• **EXERCISE AIM**
Locate every line in the material below that has the word "text". Copy each of those lines.

• **DATA SHOWN**

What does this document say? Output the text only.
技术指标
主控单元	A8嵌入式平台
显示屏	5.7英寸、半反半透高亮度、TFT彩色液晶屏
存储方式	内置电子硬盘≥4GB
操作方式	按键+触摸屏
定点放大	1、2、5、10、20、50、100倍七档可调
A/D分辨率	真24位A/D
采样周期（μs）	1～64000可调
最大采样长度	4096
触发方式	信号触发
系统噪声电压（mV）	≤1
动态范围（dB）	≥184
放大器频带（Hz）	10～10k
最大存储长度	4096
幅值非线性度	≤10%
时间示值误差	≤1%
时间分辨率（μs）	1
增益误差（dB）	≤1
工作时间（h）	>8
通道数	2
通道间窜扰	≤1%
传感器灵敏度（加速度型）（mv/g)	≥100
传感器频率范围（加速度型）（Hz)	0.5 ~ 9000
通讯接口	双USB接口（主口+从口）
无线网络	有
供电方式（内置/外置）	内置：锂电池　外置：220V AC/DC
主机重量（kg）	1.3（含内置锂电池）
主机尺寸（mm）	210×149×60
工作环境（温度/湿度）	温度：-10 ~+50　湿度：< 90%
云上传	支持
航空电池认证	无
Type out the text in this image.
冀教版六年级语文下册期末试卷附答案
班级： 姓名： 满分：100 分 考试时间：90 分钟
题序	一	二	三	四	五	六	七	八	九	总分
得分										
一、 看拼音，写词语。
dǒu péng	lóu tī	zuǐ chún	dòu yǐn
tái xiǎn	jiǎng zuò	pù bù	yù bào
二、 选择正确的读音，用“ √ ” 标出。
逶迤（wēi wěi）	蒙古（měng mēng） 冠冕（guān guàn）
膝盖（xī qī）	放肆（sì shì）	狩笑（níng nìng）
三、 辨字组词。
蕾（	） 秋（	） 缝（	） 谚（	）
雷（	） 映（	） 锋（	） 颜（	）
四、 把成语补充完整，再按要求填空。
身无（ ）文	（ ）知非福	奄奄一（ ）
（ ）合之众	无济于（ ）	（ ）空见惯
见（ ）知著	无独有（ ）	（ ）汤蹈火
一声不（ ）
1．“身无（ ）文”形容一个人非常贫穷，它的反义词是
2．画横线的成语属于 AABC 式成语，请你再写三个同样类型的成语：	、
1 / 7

• **TASK ANSWER**
What does this document say? Output the text only.
Type out the text in this image.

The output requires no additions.